» TEXT PROVIDED:
# Pyspark Spam Classification

In [1]:
!pip3 install pyspark

Looking in indexes: https://pypi.org/simple, https://us-python.pkg.dev/colab-wheels/public/simple/


##Import and Connect SparkSession


In [2]:
import numpy as np 
import pandas as pd 
import os
import pyspark
from pyspark.sql import SparkSession
from pyspark.ml.feature import StringIndexer
from pyspark.sql.functions import monotonically_increasing_id 
from pyspark.sql.functions import regexp_replace
from pyspark.ml.feature import Tokenizer
from pyspark.ml.feature import StopWordsRemover, HashingTF, IDF

spark = SparkSession.builder \
        .master('local[*]') \
        .appName('first_spark_application') \
        .getOrCreate()

In [3]:
# text_message = spark.read.csv("../input/spam-text-message-classification/SPAM text message 20170820 - Data.csv",header=True)
text_message = spark.read.csv("SPAM text message 20170820 - Data.csv",header=True,inferSchema=True)
text_message.show(truncate=False)

» STATED PROBLEM 1: In the PySpark spam classification notebook, what app name is passed to the SparkSession builder?

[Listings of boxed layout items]
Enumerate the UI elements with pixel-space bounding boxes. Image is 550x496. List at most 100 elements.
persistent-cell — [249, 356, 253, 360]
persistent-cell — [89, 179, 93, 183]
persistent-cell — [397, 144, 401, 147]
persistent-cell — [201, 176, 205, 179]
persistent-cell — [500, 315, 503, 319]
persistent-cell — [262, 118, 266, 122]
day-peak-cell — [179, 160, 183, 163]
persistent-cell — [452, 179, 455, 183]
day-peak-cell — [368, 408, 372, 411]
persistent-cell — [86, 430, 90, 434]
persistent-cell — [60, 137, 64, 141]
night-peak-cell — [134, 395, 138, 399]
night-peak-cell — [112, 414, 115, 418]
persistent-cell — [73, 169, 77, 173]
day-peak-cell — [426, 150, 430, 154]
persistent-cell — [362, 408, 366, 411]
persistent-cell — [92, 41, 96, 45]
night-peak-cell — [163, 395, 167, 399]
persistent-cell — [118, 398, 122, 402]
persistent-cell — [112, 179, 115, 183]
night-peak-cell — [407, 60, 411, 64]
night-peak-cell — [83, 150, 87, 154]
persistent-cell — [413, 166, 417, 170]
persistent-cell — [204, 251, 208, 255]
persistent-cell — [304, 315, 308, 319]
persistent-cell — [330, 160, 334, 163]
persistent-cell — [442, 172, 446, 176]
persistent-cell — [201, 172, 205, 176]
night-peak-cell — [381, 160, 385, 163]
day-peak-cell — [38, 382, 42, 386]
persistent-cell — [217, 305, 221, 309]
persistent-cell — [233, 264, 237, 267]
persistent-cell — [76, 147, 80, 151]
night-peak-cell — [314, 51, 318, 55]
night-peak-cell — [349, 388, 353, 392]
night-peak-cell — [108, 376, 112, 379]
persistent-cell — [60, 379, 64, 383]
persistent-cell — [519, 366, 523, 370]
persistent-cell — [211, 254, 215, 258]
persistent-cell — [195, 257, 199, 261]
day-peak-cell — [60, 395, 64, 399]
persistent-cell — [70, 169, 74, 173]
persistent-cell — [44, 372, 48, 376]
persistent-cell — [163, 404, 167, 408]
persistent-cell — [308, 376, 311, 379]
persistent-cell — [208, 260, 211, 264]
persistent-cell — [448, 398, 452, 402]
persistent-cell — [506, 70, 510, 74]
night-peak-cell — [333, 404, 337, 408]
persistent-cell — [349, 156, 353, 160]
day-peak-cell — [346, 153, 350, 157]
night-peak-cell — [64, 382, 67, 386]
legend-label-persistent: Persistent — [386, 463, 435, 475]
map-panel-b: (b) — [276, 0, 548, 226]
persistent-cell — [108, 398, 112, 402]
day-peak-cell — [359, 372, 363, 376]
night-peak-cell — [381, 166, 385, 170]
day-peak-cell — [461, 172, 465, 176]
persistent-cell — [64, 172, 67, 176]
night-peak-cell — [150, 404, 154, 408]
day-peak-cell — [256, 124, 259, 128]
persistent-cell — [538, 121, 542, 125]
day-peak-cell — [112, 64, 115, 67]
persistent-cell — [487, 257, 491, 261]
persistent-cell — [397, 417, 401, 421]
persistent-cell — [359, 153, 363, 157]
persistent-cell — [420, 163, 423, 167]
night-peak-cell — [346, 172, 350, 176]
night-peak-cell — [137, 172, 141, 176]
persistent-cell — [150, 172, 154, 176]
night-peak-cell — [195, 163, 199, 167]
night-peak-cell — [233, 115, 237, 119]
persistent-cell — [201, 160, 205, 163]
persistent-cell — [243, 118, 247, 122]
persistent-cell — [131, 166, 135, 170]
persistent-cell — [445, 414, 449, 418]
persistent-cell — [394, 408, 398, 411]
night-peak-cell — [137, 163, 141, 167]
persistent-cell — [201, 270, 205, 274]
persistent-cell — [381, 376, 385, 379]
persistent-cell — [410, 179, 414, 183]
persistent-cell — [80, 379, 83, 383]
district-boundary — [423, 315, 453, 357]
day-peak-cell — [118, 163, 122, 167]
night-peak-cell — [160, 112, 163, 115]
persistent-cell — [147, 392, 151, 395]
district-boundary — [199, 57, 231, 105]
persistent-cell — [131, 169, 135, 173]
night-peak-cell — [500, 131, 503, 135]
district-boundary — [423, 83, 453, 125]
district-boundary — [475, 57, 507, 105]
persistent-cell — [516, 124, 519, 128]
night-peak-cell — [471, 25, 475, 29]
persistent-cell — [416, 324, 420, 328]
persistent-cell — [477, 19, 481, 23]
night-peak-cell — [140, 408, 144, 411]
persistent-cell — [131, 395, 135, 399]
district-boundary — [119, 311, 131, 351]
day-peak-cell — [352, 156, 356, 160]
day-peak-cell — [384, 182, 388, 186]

» STATED PROBLEM 2: Reproduce the rows verbatim, from the first line of the rows up to and including the line with "persistent-cell — [208, 260, 211, 264]".

» SOLUTION 1: first_spark_application

» SOLUTION 2:
Enumerate the UI elements with pixel-space bounding boxes. Image is 550x496. List at most 100 elements.
persistent-cell — [249, 356, 253, 360]
persistent-cell — [89, 179, 93, 183]
persistent-cell — [397, 144, 401, 147]
persistent-cell — [201, 176, 205, 179]
persistent-cell — [500, 315, 503, 319]
persistent-cell — [262, 118, 266, 122]
day-peak-cell — [179, 160, 183, 163]
persistent-cell — [452, 179, 455, 183]
day-peak-cell — [368, 408, 372, 411]
persistent-cell — [86, 430, 90, 434]
persistent-cell — [60, 137, 64, 141]
night-peak-cell — [134, 395, 138, 399]
night-peak-cell — [112, 414, 115, 418]
persistent-cell — [73, 169, 77, 173]
day-peak-cell — [426, 150, 430, 154]
persistent-cell — [362, 408, 366, 411]
persistent-cell — [92, 41, 96, 45]
night-peak-cell — [163, 395, 167, 399]
persistent-cell — [118, 398, 122, 402]
persistent-cell — [112, 179, 115, 183]
night-peak-cell — [407, 60, 411, 64]
night-peak-cell — [83, 150, 87, 154]
persistent-cell — [413, 166, 417, 170]
persistent-cell — [204, 251, 208, 255]
persistent-cell — [304, 315, 308, 319]
persistent-cell — [330, 160, 334, 163]
persistent-cell — [442, 172, 446, 176]
persistent-cell — [201, 172, 205, 176]
night-peak-cell — [381, 160, 385, 163]
day-peak-cell — [38, 382, 42, 386]
persistent-cell — [217, 305, 221, 309]
persistent-cell — [233, 264, 237, 267]
persistent-cell — [76, 147, 80, 151]
night-peak-cell — [314, 51, 318, 55]
night-peak-cell — [349, 388, 353, 392]
night-peak-cell — [108, 376, 112, 379]
persistent-cell — [60, 379, 64, 383]
persistent-cell — [519, 366, 523, 370]
persistent-cell — [211, 254, 215, 258]
persistent-cell — [195, 257, 199, 261]
day-peak-cell — [60, 395, 64, 399]
persistent-cell — [70, 169, 74, 173]
persistent-cell — [44, 372, 48, 376]
persistent-cell — [163, 404, 167, 408]
persistent-cell — [308, 376, 311, 379]
persistent-cell — [208, 260, 211, 264]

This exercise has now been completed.